Each line below must be set down exactly; omit any image you find.

══ Dataset records

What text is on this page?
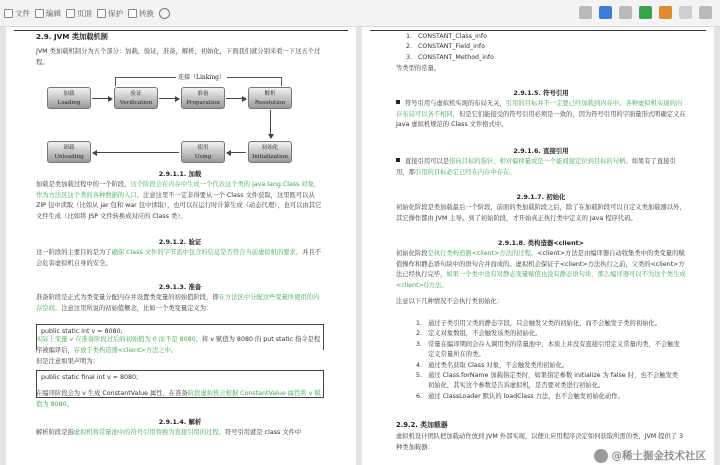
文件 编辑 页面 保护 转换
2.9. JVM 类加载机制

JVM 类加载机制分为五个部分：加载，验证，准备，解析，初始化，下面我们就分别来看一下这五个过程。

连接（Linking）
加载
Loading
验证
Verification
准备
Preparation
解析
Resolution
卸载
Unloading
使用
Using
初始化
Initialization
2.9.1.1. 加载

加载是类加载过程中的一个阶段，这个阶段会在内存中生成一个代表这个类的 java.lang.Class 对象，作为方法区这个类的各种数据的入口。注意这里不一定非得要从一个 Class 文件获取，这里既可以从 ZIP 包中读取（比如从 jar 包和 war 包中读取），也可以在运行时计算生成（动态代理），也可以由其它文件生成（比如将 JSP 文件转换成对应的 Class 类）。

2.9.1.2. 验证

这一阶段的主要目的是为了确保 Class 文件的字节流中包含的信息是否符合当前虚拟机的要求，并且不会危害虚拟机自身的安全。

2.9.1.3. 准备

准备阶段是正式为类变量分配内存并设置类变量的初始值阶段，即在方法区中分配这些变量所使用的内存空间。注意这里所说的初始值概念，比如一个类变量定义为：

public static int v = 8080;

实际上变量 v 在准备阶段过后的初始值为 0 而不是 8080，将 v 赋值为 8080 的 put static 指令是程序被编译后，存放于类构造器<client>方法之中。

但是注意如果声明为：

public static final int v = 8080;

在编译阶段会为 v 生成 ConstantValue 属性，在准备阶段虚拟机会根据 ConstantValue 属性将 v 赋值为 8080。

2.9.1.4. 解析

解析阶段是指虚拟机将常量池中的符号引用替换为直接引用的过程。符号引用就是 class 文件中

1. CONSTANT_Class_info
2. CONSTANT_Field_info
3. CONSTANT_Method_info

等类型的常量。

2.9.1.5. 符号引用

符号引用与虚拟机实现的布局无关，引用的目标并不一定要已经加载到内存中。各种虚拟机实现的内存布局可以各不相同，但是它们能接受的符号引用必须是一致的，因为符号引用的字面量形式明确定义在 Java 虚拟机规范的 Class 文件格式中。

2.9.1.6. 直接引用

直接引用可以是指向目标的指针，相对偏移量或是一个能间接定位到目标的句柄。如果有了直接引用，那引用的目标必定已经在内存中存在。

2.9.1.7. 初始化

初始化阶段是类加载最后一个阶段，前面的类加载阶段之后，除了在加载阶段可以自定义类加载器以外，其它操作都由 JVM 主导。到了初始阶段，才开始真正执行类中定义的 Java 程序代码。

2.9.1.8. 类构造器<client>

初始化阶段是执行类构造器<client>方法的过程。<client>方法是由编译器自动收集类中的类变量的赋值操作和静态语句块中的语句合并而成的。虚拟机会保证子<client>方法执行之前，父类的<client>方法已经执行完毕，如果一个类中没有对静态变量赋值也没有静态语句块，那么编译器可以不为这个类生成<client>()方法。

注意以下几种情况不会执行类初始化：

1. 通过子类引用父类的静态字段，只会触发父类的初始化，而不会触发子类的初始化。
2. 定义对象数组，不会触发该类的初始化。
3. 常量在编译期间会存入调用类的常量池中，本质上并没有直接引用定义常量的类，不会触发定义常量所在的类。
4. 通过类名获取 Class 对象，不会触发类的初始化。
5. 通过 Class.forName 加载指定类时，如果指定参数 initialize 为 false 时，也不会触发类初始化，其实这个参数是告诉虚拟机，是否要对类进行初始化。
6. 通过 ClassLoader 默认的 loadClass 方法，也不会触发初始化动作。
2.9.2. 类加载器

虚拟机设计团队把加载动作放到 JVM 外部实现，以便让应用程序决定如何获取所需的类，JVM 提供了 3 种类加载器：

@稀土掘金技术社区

════

**Final answer:**
What text is on this page?
文件 编辑 页面 保护 转换
2.9. JVM 类加载机制

JVM 类加载机制分为五个部分：加载，验证，准备，解析，初始化，下面我们就分别来看一下这五个过程。

连接（Linking）
加载
Loading
验证
Verification
准备
Preparation
解析
Resolution
卸载
Unloading
使用
Using
初始化
Initialization
2.9.1.1. 加载

加载是类加载过程中的一个阶段，这个阶段会在内存中生成一个代表这个类的 java.lang.Class 对象，作为方法区这个类的各种数据的入口。注意这里不一定非得要从一个 Class 文件获取，这里既可以从 ZIP 包中读取（比如从 jar 包和 war 包中读取），也可以在运行时计算生成（动态代理），也可以由其它文件生成（比如将 JSP 文件转换成对应的 Class 类）。

2.9.1.2. 验证

这一阶段的主要目的是为了确保 Class 文件的字节流中包含的信息是否符合当前虚拟机的要求，并且不会危害虚拟机自身的安全。

2.9.1.3. 准备

准备阶段是正式为类变量分配内存并设置类变量的初始值阶段，即在方法区中分配这些变量所使用的内存空间。注意这里所说的初始值概念，比如一个类变量定义为：

public static int v = 8080;

实际上变量 v 在准备阶段过后的初始值为 0 而不是 8080，将 v 赋值为 8080 的 put static 指令是程序被编译后，存放于类构造器<client>方法之中。

但是注意如果声明为：

public static final int v = 8080;

在编译阶段会为 v 生成 ConstantValue 属性，在准备阶段虚拟机会根据 ConstantValue 属性将 v 赋值为 8080。

2.9.1.4. 解析

解析阶段是指虚拟机将常量池中的符号引用替换为直接引用的过程。符号引用就是 class 文件中

1. CONSTANT_Class_info
2. CONSTANT_Field_info
3. CONSTANT_Method_info

等类型的常量。

2.9.1.5. 符号引用

符号引用与虚拟机实现的布局无关，引用的目标并不一定要已经加载到内存中。各种虚拟机实现的内存布局可以各不相同，但是它们能接受的符号引用必须是一致的，因为符号引用的字面量形式明确定义在 Java 虚拟机规范的 Class 文件格式中。

2.9.1.6. 直接引用

直接引用可以是指向目标的指针，相对偏移量或是一个能间接定位到目标的句柄。如果有了直接引用，那引用的目标必定已经在内存中存在。

2.9.1.7. 初始化

初始化阶段是类加载最后一个阶段，前面的类加载阶段之后，除了在加载阶段可以自定义类加载器以外，其它操作都由 JVM 主导。到了初始阶段，才开始真正执行类中定义的 Java 程序代码。

2.9.1.8. 类构造器<client>

初始化阶段是执行类构造器<client>方法的过程。<client>方法是由编译器自动收集类中的类变量的赋值操作和静态语句块中的语句合并而成的。虚拟机会保证子<client>方法执行之前，父类的<client>方法已经执行完毕，如果一个类中没有对静态变量赋值也没有静态语句块，那么编译器可以不为这个类生成<client>()方法。

注意以下几种情况不会执行类初始化：

1. 通过子类引用父类的静态字段，只会触发父类的初始化，而不会触发子类的初始化。
2. 定义对象数组，不会触发该类的初始化。
3. 常量在编译期间会存入调用类的常量池中，本质上并没有直接引用定义常量的类，不会触发定义常量所在的类。
4. 通过类名获取 Class 对象，不会触发类的初始化。
5. 通过 Class.forName 加载指定类时，如果指定参数 initialize 为 false 时，也不会触发类初始化，其实这个参数是告诉虚拟机，是否要对类进行初始化。
6. 通过 ClassLoader 默认的 loadClass 方法，也不会触发初始化动作。
2.9.2. 类加载器

虚拟机设计团队把加载动作放到 JVM 外部实现，以便让应用程序决定如何获取所需的类，JVM 提供了 3 种类加载器：

@稀土掘金技术社区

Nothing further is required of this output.